• [What needs to be done]:
Retype every line of the entries below without any changes, leaving out the pictures.

[start]

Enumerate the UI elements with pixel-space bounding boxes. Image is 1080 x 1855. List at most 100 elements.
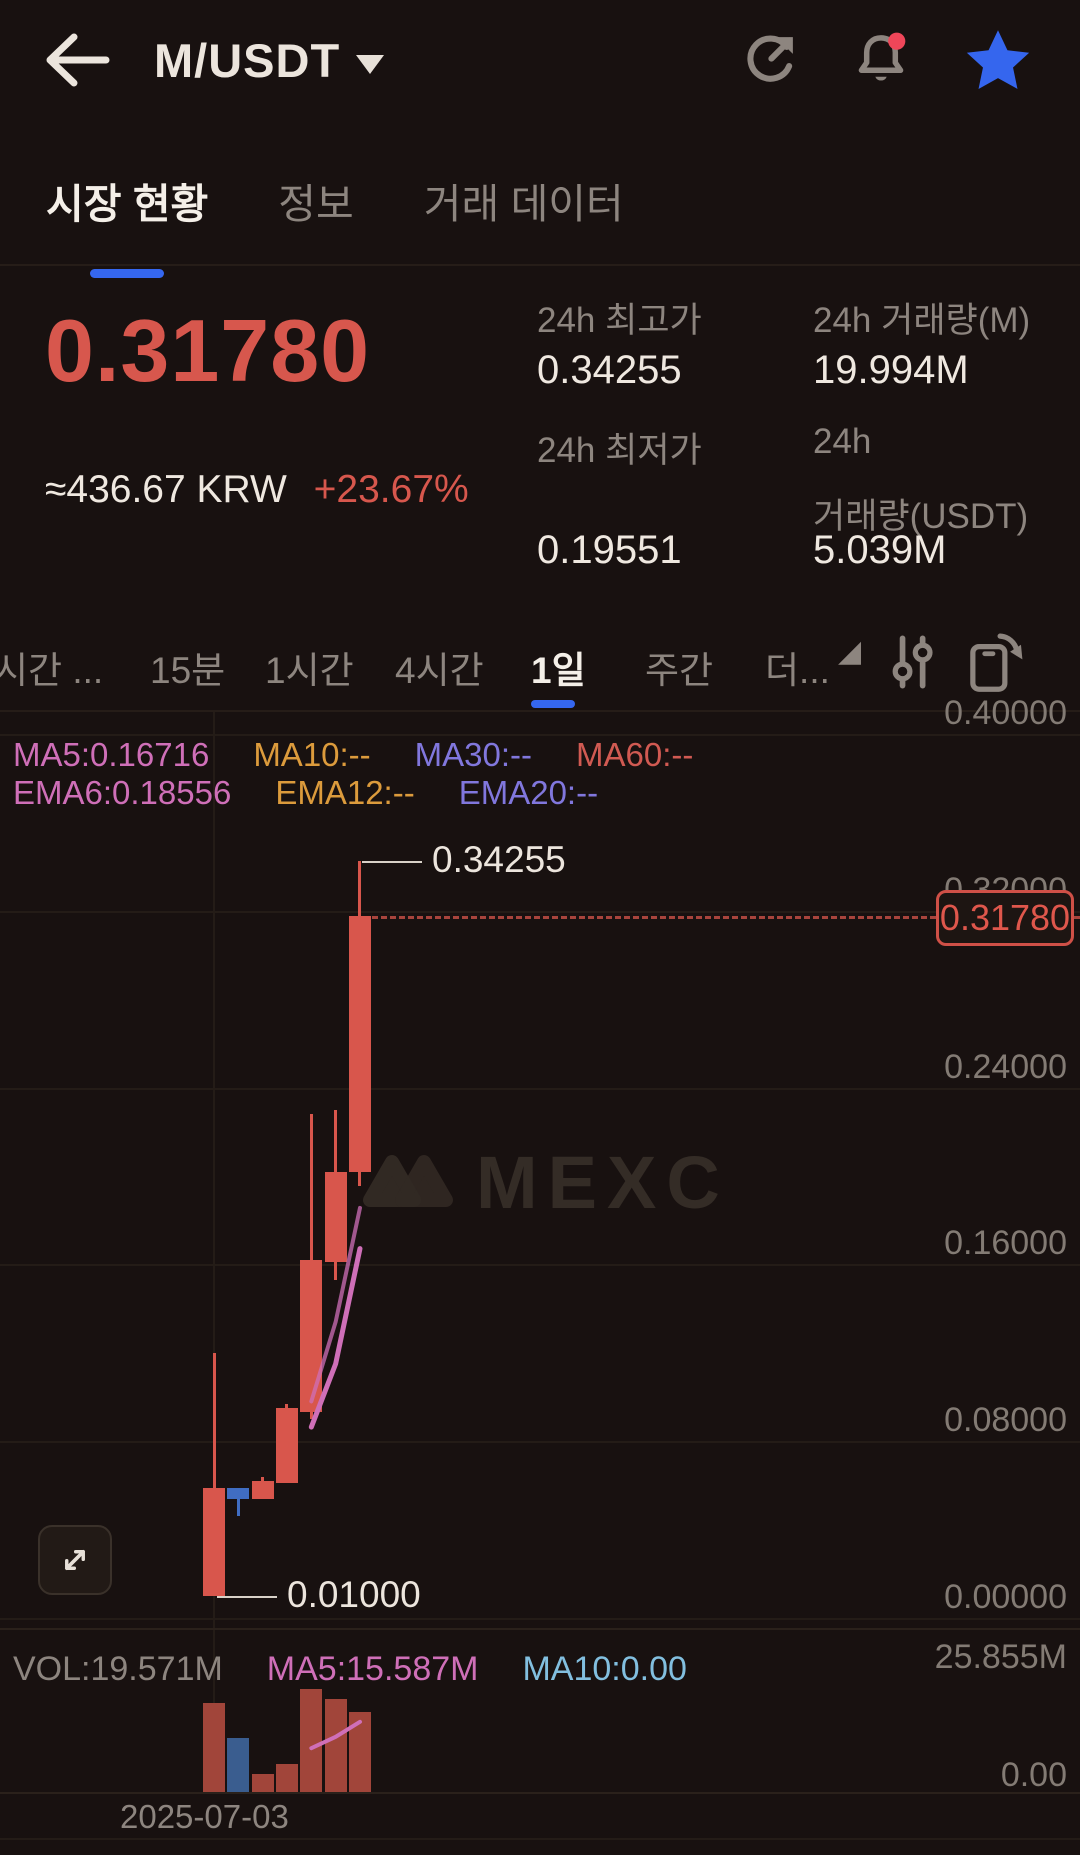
low-marker-label: 0.01000 <box>287 1573 421 1615</box>
gridline <box>0 910 1080 913</box>
pair-selector[interactable]: M/USDT <box>154 33 385 88</box>
alert-bell-icon[interactable] <box>850 30 912 90</box>
ema-legend-item: EMA6:0.18556 <box>13 774 232 811</box>
candle-body <box>300 1259 323 1413</box>
mexc-logo-icon <box>363 1154 453 1207</box>
timeframe-1[interactable]: 15분 <box>150 650 226 691</box>
tab-2[interactable]: 거래 데이터 <box>423 181 624 227</box>
volume-axis-max: 25.855M <box>934 1638 1067 1676</box>
refresh-icon[interactable] <box>742 32 798 88</box>
timeframe-6[interactable]: 더... <box>765 650 830 691</box>
stat-volusdt-value: 5.039M <box>813 528 947 572</box>
candle-body <box>227 1487 250 1499</box>
back-button[interactable] <box>44 30 112 90</box>
timeframe-2[interactable]: 1시간 <box>265 650 354 691</box>
last-price-dashed-line <box>372 915 1080 919</box>
low-marker-line <box>217 1595 277 1598</box>
stat-volusdt-label-1: 24h <box>813 422 872 461</box>
last-price-tag[interactable]: 0.31780 <box>936 889 1074 946</box>
timeframe-5[interactable]: 주간 <box>645 650 714 691</box>
high-marker-line <box>362 860 422 863</box>
candle-body <box>348 915 371 1172</box>
volume-bar <box>275 1763 298 1792</box>
favorite-star-icon[interactable] <box>964 28 1032 92</box>
candle-body <box>251 1480 274 1499</box>
mexc-watermark: MEXC <box>362 1140 730 1225</box>
expand-icon <box>65 1550 85 1570</box>
volume-legend: VOL:19.571M MA5:15.587M MA10:0.00 <box>13 1650 731 1689</box>
ema-legend-row: EMA6:0.18556 EMA12:-- EMA20:-- <box>13 774 642 812</box>
fullscreen-button[interactable] <box>38 1525 112 1595</box>
rotate-screen-icon[interactable] <box>962 630 1024 694</box>
candle-body <box>203 1487 225 1596</box>
change-percent: +23.67% <box>313 468 469 511</box>
volume-bar <box>203 1703 225 1792</box>
last-price: 0.31780 <box>45 301 371 400</box>
candle-body <box>324 1171 347 1263</box>
volume-pane-divider <box>0 1628 1080 1630</box>
y-axis-label: 0.00000 <box>944 1578 1067 1616</box>
price-chart[interactable]: 0.400000.320000.240000.160000.080000.000… <box>0 694 1080 1855</box>
high-marker-label: 0.34255 <box>432 838 566 880</box>
y-axis-label: 0.16000 <box>944 1224 1067 1263</box>
header: M/USDT <box>0 0 1080 120</box>
volume-bar <box>227 1738 250 1792</box>
tab-1[interactable]: 정보 <box>278 181 354 227</box>
stat-volusdt-label-2: 거래량(USDT) <box>813 497 1029 536</box>
notification-dot <box>888 32 906 50</box>
gridline <box>0 1618 1080 1620</box>
y-axis-label: 0.24000 <box>944 1047 1067 1086</box>
y-axis-label: 0.40000 <box>944 694 1067 732</box>
volume-axis-min: 0.00 <box>1000 1756 1067 1794</box>
gridline <box>0 734 1080 736</box>
stat-volm-label: 24h 거래량(M) <box>813 301 1031 340</box>
more-caret-icon[interactable]: ◢ <box>838 635 862 668</box>
volume-legend-item: MA5:15.587M <box>266 1650 479 1688</box>
tab-0[interactable]: 시장 현황 <box>46 120 208 266</box>
timeframe-4[interactable]: 1일 <box>531 650 586 691</box>
gridline <box>0 1087 1080 1090</box>
fiat-row: ≈436.67 KRW +23.67% <box>45 468 469 512</box>
stat-low-value: 0.19551 <box>537 528 682 572</box>
page-title: M/USDT <box>154 33 341 87</box>
ma-lines <box>308 1205 363 1430</box>
main-tabs: 시장 현황 정보 거래 데이터 <box>0 120 1080 266</box>
stat-high-label: 24h 최고가 <box>537 301 702 340</box>
volume-baseline <box>0 1792 1080 1794</box>
volume-bar <box>300 1689 323 1792</box>
timeframe-0[interactable]: 시간 ... <box>0 650 104 691</box>
ma-legend-row: MA5:0.16716 MA10:-- MA30:-- MA60:-- <box>13 736 737 774</box>
ma-legend-item: MA30:-- <box>414 736 533 773</box>
ema-legend-item: EMA20:-- <box>458 774 599 811</box>
candle-body <box>275 1408 298 1484</box>
ma-legend-item: MA10:-- <box>253 736 371 773</box>
fiat-price: ≈436.67 KRW <box>45 468 287 511</box>
volume-bar <box>251 1773 274 1792</box>
watermark-text: MEXC <box>476 1141 730 1224</box>
indicator-settings-icon[interactable] <box>886 632 938 692</box>
candle-wick <box>212 1352 216 1596</box>
stat-high-value: 0.34255 <box>537 348 682 392</box>
ema-legend-item: EMA12:-- <box>275 774 415 811</box>
y-axis-label: 0.08000 <box>944 1401 1067 1440</box>
active-timeframe-underline <box>531 700 575 708</box>
chevron-down-icon <box>356 54 385 74</box>
vertical-gridline <box>213 712 215 1792</box>
stat-low-label: 24h 최저가 <box>537 431 702 470</box>
x-axis-date: 2025-07-03 <box>120 1798 289 1835</box>
ema6-line <box>309 1205 362 1404</box>
gridline <box>0 1441 1080 1444</box>
ma-legend-item: MA5:0.16716 <box>13 736 210 773</box>
timeframe-bar: ◢ 시간 ... 15분 1시간 4시간 1일 주간 더... <box>0 618 1080 712</box>
ma5-line <box>308 1246 363 1430</box>
back-arrow-icon <box>46 33 110 87</box>
volume-ma5-line <box>309 1719 362 1751</box>
ma-legend-item: MA60:-- <box>576 736 694 773</box>
bottom-border <box>0 1838 1080 1840</box>
volume-bar <box>324 1698 347 1792</box>
header-actions <box>742 28 1032 92</box>
timeframe-3[interactable]: 4시간 <box>395 650 484 691</box>
gridline <box>0 1264 1080 1267</box>
volume-ma-line <box>309 1719 362 1751</box>
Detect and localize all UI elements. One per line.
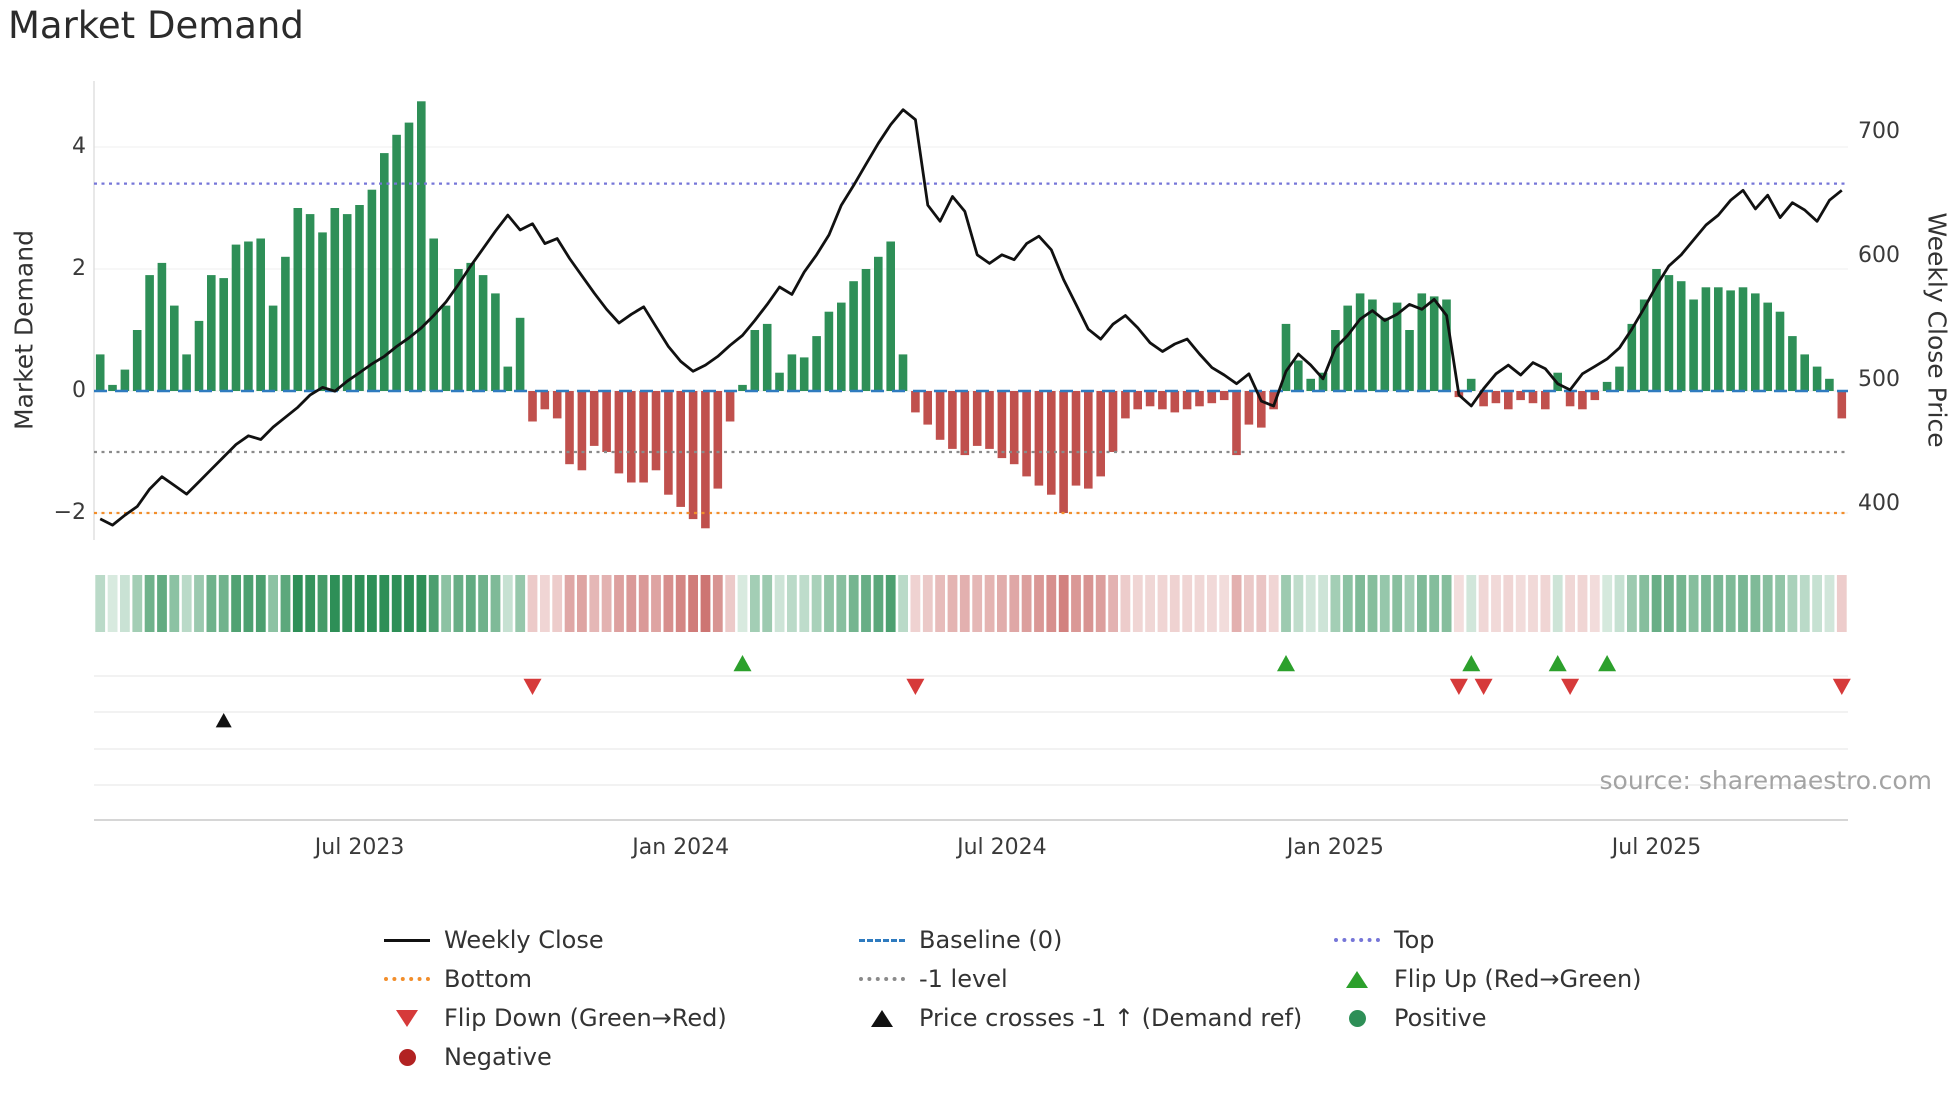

[end]

• [Solved problem]:
Enumerate the UI elements with pixel-space bounding boxes. Image is 1080 x 1855. List at most 100 elements.
low-marker-label: 0.01000 <box>287 1573 421 1615</box>
gridline <box>0 910 1080 913</box>
pair-selector[interactable]: M/USDT <box>154 33 385 88</box>
alert-bell-icon[interactable] <box>850 30 912 90</box>
ema-legend-item: EMA6:0.18556 <box>13 774 232 811</box>
candle-body <box>300 1259 323 1413</box>
mexc-logo-icon <box>363 1154 453 1207</box>
timeframe-1[interactable]: 15분 <box>150 650 226 691</box>
tab-2[interactable]: 거래 데이터 <box>423 181 624 227</box>
volume-axis-max: 25.855M <box>934 1638 1067 1676</box>
refresh-icon[interactable] <box>742 32 798 88</box>
timeframe-6[interactable]: 더... <box>765 650 830 691</box>
stat-volusdt-value: 5.039M <box>813 528 947 572</box>
candle-body <box>227 1487 250 1499</box>
back-button[interactable] <box>44 30 112 90</box>
timeframe-2[interactable]: 1시간 <box>265 650 354 691</box>
last-price-dashed-line <box>372 915 1080 919</box>
low-marker-line <box>217 1595 277 1598</box>
stat-volusdt-label-1: 24h <box>813 422 872 461</box>
last-price-tag[interactable]: 0.31780 <box>936 889 1074 946</box>
timeframe-5[interactable]: 주간 <box>645 650 714 691</box>
high-marker-line <box>362 860 422 863</box>
candle-body <box>348 915 371 1172</box>
volume-bar <box>275 1763 298 1792</box>
favorite-star-icon[interactable] <box>964 28 1032 92</box>
candle-body <box>251 1480 274 1499</box>
mexc-watermark: MEXC <box>362 1140 730 1225</box>
expand-icon <box>65 1550 85 1570</box>
volume-legend: VOL:19.571M MA5:15.587M MA10:0.00 <box>13 1650 731 1689</box>
ema-legend-row: EMA6:0.18556 EMA12:-- EMA20:-- <box>13 774 642 812</box>
fullscreen-button[interactable] <box>38 1525 112 1595</box>
rotate-screen-icon[interactable] <box>962 630 1024 694</box>
candle-body <box>203 1487 225 1596</box>
change-percent: +23.67% <box>313 468 469 511</box>
volume-bar <box>203 1703 225 1792</box>
last-price: 0.31780 <box>45 301 371 400</box>
candle-body <box>324 1171 347 1263</box>
volume-pane-divider <box>0 1628 1080 1630</box>
y-axis-label: 0.00000 <box>944 1578 1067 1616</box>
price-chart[interactable]: 0.400000.320000.240000.160000.080000.000… <box>0 694 1080 1855</box>
high-marker-label: 0.34255 <box>432 838 566 880</box>
y-axis-label: 0.16000 <box>944 1224 1067 1263</box>
header: M/USDT <box>0 0 1080 120</box>
volume-bar <box>227 1738 250 1792</box>
tab-1[interactable]: 정보 <box>278 181 354 227</box>
stat-volusdt-label-2: 거래량(USDT) <box>813 497 1029 536</box>
notification-dot <box>888 32 906 50</box>
gridline <box>0 1618 1080 1620</box>
y-axis-label: 0.24000 <box>944 1047 1067 1086</box>
y-axis-label: 0.40000 <box>944 694 1067 732</box>
volume-axis-min: 0.00 <box>1000 1756 1067 1794</box>
gridline <box>0 734 1080 736</box>
stat-volm-label: 24h 거래량(M) <box>813 301 1031 340</box>
more-caret-icon[interactable]: ◢ <box>838 635 862 668</box>
volume-legend-item: MA5:15.587M <box>266 1650 479 1688</box>
tab-0[interactable]: 시장 현황 <box>46 120 208 266</box>
timeframe-4[interactable]: 1일 <box>531 650 586 691</box>
gridline <box>0 1087 1080 1090</box>
fiat-row: ≈436.67 KRW +23.67% <box>45 468 469 512</box>
stat-low-value: 0.19551 <box>537 528 682 572</box>
page-title: M/USDT <box>154 33 341 87</box>
ma-lines <box>308 1205 363 1430</box>
main-tabs: 시장 현황 정보 거래 데이터 <box>0 120 1080 266</box>
stat-high-label: 24h 최고가 <box>537 301 702 340</box>
volume-baseline <box>0 1792 1080 1794</box>
volume-bar <box>300 1689 323 1792</box>
timeframe-0[interactable]: 시간 ... <box>0 650 104 691</box>
ma-legend-row: MA5:0.16716 MA10:-- MA30:-- MA60:-- <box>13 736 737 774</box>
ma-legend-item: MA30:-- <box>414 736 533 773</box>
ema-legend-item: EMA20:-- <box>458 774 599 811</box>
candle-body <box>275 1408 298 1484</box>
ma-legend-item: MA10:-- <box>253 736 371 773</box>
fiat-price: ≈436.67 KRW <box>45 468 287 511</box>
volume-bar <box>251 1773 274 1792</box>
watermark-text: MEXC <box>476 1141 730 1224</box>
indicator-settings-icon[interactable] <box>886 632 938 692</box>
candle-wick <box>212 1352 216 1596</box>
stat-high-value: 0.34255 <box>537 348 682 392</box>
ema-legend-item: EMA12:-- <box>275 774 415 811</box>
y-axis-label: 0.08000 <box>944 1401 1067 1440</box>
active-timeframe-underline <box>531 700 575 708</box>
chevron-down-icon <box>356 54 385 74</box>
vertical-gridline <box>213 712 215 1792</box>
stat-low-label: 24h 최저가 <box>537 431 702 470</box>
x-axis-date: 2025-07-03 <box>120 1798 289 1835</box>
ema6-line <box>309 1205 362 1404</box>
gridline <box>0 1441 1080 1444</box>
ma-legend-item: MA5:0.16716 <box>13 736 210 773</box>
timeframe-bar: ◢ 시간 ... 15분 1시간 4시간 1일 주간 더... <box>0 618 1080 712</box>
ma5-line <box>308 1246 363 1430</box>
back-arrow-icon <box>46 33 110 87</box>
volume-ma5-line <box>309 1719 362 1751</box>
ma-legend-item: MA60:-- <box>576 736 694 773</box>
bottom-border <box>0 1838 1080 1840</box>
volume-bar <box>324 1698 347 1792</box>
header-actions <box>742 28 1032 92</box>
timeframe-3[interactable]: 4시간 <box>395 650 484 691</box>
gridline <box>0 1264 1080 1267</box>
volume-ma-line <box>309 1719 362 1751</box>
Detect and localize all UI elements. One per line.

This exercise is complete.